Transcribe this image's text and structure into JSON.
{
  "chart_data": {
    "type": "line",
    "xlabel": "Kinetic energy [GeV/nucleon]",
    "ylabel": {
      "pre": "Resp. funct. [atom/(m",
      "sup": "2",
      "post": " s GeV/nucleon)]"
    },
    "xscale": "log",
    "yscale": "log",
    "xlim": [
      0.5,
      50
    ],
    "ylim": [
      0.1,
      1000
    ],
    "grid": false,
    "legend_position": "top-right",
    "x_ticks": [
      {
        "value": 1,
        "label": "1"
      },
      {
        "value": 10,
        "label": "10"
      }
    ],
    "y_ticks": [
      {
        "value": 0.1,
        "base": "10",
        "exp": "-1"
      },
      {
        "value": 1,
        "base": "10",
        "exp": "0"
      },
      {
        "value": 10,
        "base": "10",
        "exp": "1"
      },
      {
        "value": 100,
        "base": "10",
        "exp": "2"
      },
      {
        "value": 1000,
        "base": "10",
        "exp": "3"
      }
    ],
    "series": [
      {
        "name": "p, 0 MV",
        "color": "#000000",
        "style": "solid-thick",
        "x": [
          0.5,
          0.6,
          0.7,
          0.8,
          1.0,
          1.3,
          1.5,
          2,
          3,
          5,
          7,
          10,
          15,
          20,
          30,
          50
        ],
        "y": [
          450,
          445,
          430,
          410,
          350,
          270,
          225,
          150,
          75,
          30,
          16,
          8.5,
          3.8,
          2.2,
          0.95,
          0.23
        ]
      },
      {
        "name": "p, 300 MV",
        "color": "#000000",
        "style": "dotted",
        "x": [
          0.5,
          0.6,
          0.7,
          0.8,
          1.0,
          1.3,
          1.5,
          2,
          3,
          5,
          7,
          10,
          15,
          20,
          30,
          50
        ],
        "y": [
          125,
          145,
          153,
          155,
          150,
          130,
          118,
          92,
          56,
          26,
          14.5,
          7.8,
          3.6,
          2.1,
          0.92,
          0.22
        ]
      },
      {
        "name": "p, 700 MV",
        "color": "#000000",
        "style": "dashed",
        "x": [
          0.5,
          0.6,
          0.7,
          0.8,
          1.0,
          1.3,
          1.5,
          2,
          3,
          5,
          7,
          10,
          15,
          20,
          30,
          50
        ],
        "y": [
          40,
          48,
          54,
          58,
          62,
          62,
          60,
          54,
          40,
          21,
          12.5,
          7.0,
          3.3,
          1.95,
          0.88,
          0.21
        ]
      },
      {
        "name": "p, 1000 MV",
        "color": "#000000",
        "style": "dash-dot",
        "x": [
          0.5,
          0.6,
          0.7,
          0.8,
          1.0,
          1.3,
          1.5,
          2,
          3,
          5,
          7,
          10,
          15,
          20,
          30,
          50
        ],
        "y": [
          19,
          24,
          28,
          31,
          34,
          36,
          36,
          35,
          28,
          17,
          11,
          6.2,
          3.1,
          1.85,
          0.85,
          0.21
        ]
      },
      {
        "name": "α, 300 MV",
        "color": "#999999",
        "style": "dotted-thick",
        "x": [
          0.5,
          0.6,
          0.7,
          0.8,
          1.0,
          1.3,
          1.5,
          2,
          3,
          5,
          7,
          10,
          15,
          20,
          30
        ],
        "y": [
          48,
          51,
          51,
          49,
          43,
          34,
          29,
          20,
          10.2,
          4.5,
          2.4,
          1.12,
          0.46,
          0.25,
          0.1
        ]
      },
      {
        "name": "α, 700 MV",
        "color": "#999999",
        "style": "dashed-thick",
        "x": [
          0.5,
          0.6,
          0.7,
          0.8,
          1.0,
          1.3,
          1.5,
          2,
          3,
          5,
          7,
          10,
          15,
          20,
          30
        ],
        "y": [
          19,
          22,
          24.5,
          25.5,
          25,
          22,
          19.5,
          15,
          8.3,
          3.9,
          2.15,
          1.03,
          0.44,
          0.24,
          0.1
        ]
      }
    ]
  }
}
^^^^^^^^
* **Given task**: Count each line above in which the string "thick" appears, then state only the total.

* **Response below**: 3